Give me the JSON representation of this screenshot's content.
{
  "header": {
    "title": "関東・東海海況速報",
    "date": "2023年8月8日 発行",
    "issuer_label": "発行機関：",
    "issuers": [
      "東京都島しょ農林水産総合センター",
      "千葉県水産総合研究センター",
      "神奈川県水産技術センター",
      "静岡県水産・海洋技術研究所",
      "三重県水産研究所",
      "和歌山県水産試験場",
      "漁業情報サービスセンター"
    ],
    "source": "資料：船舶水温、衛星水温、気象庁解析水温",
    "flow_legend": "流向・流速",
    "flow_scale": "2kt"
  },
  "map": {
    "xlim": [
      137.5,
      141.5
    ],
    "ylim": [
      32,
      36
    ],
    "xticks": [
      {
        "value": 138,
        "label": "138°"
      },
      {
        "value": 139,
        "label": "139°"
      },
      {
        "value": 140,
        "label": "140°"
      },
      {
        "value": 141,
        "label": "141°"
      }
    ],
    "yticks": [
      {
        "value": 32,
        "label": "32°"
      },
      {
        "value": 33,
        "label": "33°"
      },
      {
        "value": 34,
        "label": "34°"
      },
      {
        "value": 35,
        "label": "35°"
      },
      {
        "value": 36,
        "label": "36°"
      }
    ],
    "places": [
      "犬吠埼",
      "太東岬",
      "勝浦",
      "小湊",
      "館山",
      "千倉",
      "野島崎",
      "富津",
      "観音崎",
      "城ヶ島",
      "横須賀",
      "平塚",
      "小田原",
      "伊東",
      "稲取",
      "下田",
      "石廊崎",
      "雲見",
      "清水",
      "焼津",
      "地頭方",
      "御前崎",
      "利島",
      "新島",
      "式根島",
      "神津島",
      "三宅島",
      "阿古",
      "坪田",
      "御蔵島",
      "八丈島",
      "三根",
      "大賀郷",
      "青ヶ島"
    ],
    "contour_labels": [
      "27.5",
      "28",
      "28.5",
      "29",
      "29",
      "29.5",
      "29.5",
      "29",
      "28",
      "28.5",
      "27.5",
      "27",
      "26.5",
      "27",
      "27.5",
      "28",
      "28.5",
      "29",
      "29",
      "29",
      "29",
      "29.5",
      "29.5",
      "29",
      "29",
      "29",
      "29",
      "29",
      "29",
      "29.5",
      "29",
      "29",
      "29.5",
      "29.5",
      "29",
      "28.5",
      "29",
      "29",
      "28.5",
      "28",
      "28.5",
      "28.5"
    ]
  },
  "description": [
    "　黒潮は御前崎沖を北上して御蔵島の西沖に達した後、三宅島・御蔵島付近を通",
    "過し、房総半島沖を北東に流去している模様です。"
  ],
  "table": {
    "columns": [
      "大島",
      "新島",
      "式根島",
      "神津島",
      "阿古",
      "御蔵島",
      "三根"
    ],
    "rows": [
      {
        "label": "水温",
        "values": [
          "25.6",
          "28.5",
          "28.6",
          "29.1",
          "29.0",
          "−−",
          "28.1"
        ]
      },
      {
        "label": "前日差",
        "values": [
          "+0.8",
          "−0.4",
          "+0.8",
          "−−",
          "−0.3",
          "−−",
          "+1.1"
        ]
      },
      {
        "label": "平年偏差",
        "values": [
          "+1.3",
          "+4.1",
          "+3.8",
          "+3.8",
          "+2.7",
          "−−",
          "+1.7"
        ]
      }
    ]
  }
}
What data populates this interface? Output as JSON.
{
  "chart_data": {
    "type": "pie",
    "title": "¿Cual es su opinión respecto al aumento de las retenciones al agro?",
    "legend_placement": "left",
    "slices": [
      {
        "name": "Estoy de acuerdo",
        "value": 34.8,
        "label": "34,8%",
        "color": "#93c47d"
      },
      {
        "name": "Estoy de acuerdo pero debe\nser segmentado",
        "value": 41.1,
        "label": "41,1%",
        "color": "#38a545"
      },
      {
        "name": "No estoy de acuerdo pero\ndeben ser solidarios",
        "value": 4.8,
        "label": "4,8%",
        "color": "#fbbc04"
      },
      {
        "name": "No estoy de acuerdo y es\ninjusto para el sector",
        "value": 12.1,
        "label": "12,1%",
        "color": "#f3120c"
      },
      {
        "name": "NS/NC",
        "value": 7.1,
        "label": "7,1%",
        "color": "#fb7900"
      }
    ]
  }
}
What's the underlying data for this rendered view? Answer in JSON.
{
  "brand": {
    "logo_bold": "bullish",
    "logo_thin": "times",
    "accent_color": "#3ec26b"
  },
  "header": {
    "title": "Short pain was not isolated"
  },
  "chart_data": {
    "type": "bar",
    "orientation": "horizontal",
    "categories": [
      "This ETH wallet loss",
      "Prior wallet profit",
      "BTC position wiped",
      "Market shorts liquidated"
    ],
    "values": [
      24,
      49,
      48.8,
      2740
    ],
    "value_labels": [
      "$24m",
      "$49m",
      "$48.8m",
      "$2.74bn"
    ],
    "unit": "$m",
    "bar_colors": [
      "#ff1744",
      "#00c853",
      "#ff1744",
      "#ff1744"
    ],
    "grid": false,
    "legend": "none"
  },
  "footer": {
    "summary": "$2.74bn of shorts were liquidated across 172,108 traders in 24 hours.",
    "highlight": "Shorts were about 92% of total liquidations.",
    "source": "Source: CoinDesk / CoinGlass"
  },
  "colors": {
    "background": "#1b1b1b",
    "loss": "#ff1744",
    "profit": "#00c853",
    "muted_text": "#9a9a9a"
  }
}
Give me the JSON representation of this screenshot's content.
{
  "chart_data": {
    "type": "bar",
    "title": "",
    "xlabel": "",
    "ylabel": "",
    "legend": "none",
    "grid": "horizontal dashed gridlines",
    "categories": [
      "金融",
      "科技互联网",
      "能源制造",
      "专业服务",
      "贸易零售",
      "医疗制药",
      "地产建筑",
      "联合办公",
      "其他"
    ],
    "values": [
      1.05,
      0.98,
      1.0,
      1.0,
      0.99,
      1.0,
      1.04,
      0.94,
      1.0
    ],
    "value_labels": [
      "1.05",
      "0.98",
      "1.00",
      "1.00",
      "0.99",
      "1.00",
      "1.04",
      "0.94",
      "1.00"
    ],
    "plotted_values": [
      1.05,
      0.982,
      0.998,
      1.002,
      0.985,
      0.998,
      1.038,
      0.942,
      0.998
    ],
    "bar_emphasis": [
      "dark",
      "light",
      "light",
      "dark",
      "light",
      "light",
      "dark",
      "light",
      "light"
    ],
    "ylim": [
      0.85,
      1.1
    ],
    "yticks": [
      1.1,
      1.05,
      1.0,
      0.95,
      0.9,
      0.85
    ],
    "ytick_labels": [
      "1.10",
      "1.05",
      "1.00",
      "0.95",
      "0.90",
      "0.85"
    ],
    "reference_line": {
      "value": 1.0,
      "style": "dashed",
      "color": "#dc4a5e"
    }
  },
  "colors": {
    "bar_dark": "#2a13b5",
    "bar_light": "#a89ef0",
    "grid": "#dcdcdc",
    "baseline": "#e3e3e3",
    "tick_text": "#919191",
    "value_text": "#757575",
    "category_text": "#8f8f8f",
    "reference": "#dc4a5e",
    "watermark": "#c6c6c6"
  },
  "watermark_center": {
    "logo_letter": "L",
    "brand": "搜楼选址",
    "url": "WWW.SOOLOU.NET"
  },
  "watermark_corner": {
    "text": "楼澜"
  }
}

┄┄┄┄┄┄┄┄┄┄┄┄┄┄┄┄┄┄┄┄

EXERCISE BRIEF
The records above must be output exactly, in full.

THE RESULT
Give me the JSON representation of this screenshot's content.
{
  "header": {
    "title": "関東・東海海況速報",
    "date": "2023年8月8日 発行",
    "issuer_label": "発行機関：",
    "issuers": [
      "東京都島しょ農林水産総合センター",
      "千葉県水産総合研究センター",
      "神奈川県水産技術センター",
      "静岡県水産・海洋技術研究所",
      "三重県水産研究所",
      "和歌山県水産試験場",
      "漁業情報サービスセンター"
    ],
    "source": "資料：船舶水温、衛星水温、気象庁解析水温",
    "flow_legend": "流向・流速",
    "flow_scale": "2kt"
  },
  "map": {
    "xlim": [
      137.5,
      141.5
    ],
    "ylim": [
      32,
      36
    ],
    "xticks": [
      {
        "value": 138,
        "label": "138°"
      },
      {
        "value": 139,
        "label": "139°"
      },
      {
        "value": 140,
        "label": "140°"
      },
      {
        "value": 141,
        "label": "141°"
      }
    ],
    "yticks": [
      {
        "value": 32,
        "label": "32°"
      },
      {
        "value": 33,
        "label": "33°"
      },
      {
        "value": 34,
        "label": "34°"
      },
      {
        "value": 35,
        "label": "35°"
      },
      {
        "value": 36,
        "label": "36°"
      }
    ],
    "places": [
      "犬吠埼",
      "太東岬",
      "勝浦",
      "小湊",
      "館山",
      "千倉",
      "野島崎",
      "富津",
      "観音崎",
      "城ヶ島",
      "横須賀",
      "平塚",
      "小田原",
      "伊東",
      "稲取",
      "下田",
      "石廊崎",
      "雲見",
      "清水",
      "焼津",
      "地頭方",
      "御前崎",
      "利島",
      "新島",
      "式根島",
      "神津島",
      "三宅島",
      "阿古",
      "坪田",
      "御蔵島",
      "八丈島",
      "三根",
      "大賀郷",
      "青ヶ島"
    ],
    "contour_labels": [
      "27.5",
      "28",
      "28.5",
      "29",
      "29",
      "29.5",
      "29.5",
      "29",
      "28",
      "28.5",
      "27.5",
      "27",
      "26.5",
      "27",
      "27.5",
      "28",
      "28.5",
      "29",
      "29",
      "29",
      "29",
      "29.5",
      "29.5",
      "29",
      "29",
      "29",
      "29",
      "29",
      "29",
      "29.5",
      "29",
      "29",
      "29.5",
      "29.5",
      "29",
      "28.5",
      "29",
      "29",
      "28.5",
      "28",
      "28.5",
      "28.5"
    ]
  },
  "description": [
    "　黒潮は御前崎沖を北上して御蔵島の西沖に達した後、三宅島・御蔵島付近を通",
    "過し、房総半島沖を北東に流去している模様です。"
  ],
  "table": {
    "columns": [
      "大島",
      "新島",
      "式根島",
      "神津島",
      "阿古",
      "御蔵島",
      "三根"
    ],
    "rows": [
      {
        "label": "水温",
        "values": [
          "25.6",
          "28.5",
          "28.6",
          "29.1",
          "29.0",
          "−−",
          "28.1"
        ]
      },
      {
        "label": "前日差",
        "values": [
          "+0.8",
          "−0.4",
          "+0.8",
          "−−",
          "−0.3",
          "−−",
          "+1.1"
        ]
      },
      {
        "label": "平年偏差",
        "values": [
          "+1.3",
          "+4.1",
          "+3.8",
          "+3.8",
          "+2.7",
          "−−",
          "+1.7"
        ]
      }
    ]
  }
}
What data populates this interface? Output as JSON.
{
  "chart_data": {
    "type": "pie",
    "title": "¿Cual es su opinión respecto al aumento de las retenciones al agro?",
    "legend_placement": "left",
    "slices": [
      {
        "name": "Estoy de acuerdo",
        "value": 34.8,
        "label": "34,8%",
        "color": "#93c47d"
      },
      {
        "name": "Estoy de acuerdo pero debe\nser segmentado",
        "value": 41.1,
        "label": "41,1%",
        "color": "#38a545"
      },
      {
        "name": "No estoy de acuerdo pero\ndeben ser solidarios",
        "value": 4.8,
        "label": "4,8%",
        "color": "#fbbc04"
      },
      {
        "name": "No estoy de acuerdo y es\ninjusto para el sector",
        "value": 12.1,
        "label": "12,1%",
        "color": "#f3120c"
      },
      {
        "name": "NS/NC",
        "value": 7.1,
        "label": "7,1%",
        "color": "#fb7900"
      }
    ]
  }
}
What's the underlying data for this rendered view? Answer in JSON.
{
  "brand": {
    "logo_bold": "bullish",
    "logo_thin": "times",
    "accent_color": "#3ec26b"
  },
  "header": {
    "title": "Short pain was not isolated"
  },
  "chart_data": {
    "type": "bar",
    "orientation": "horizontal",
    "categories": [
      "This ETH wallet loss",
      "Prior wallet profit",
      "BTC position wiped",
      "Market shorts liquidated"
    ],
    "values": [
      24,
      49,
      48.8,
      2740
    ],
    "value_labels": [
      "$24m",
      "$49m",
      "$48.8m",
      "$2.74bn"
    ],
    "unit": "$m",
    "bar_colors": [
      "#ff1744",
      "#00c853",
      "#ff1744",
      "#ff1744"
    ],
    "grid": false,
    "legend": "none"
  },
  "footer": {
    "summary": "$2.74bn of shorts were liquidated across 172,108 traders in 24 hours.",
    "highlight": "Shorts were about 92% of total liquidations.",
    "source": "Source: CoinDesk / CoinGlass"
  },
  "colors": {
    "background": "#1b1b1b",
    "loss": "#ff1744",
    "profit": "#00c853",
    "muted_text": "#9a9a9a"
  }
}
Give me the JSON representation of this screenshot's content.
{
  "chart_data": {
    "type": "bar",
    "title": "",
    "xlabel": "",
    "ylabel": "",
    "legend": "none",
    "grid": "horizontal dashed gridlines",
    "categories": [
      "金融",
      "科技互联网",
      "能源制造",
      "专业服务",
      "贸易零售",
      "医疗制药",
      "地产建筑",
      "联合办公",
      "其他"
    ],
    "values": [
      1.05,
      0.98,
      1.0,
      1.0,
      0.99,
      1.0,
      1.04,
      0.94,
      1.0
    ],
    "value_labels": [
      "1.05",
      "0.98",
      "1.00",
      "1.00",
      "0.99",
      "1.00",
      "1.04",
      "0.94",
      "1.00"
    ],
    "plotted_values": [
      1.05,
      0.982,
      0.998,
      1.002,
      0.985,
      0.998,
      1.038,
      0.942,
      0.998
    ],
    "bar_emphasis": [
      "dark",
      "light",
      "light",
      "dark",
      "light",
      "light",
      "dark",
      "light",
      "light"
    ],
    "ylim": [
      0.85,
      1.1
    ],
    "yticks": [
      1.1,
      1.05,
      1.0,
      0.95,
      0.9,
      0.85
    ],
    "ytick_labels": [
      "1.10",
      "1.05",
      "1.00",
      "0.95",
      "0.90",
      "0.85"
    ],
    "reference_line": {
      "value": 1.0,
      "style": "dashed",
      "color": "#dc4a5e"
    }
  },
  "colors": {
    "bar_dark": "#2a13b5",
    "bar_light": "#a89ef0",
    "grid": "#dcdcdc",
    "baseline": "#e3e3e3",
    "tick_text": "#919191",
    "value_text": "#757575",
    "category_text": "#8f8f8f",
    "reference": "#dc4a5e",
    "watermark": "#c6c6c6"
  },
  "watermark_center": {
    "logo_letter": "L",
    "brand": "搜楼选址",
    "url": "WWW.SOOLOU.NET"
  },
  "watermark_corner": {
    "text": "楼澜"
  }
}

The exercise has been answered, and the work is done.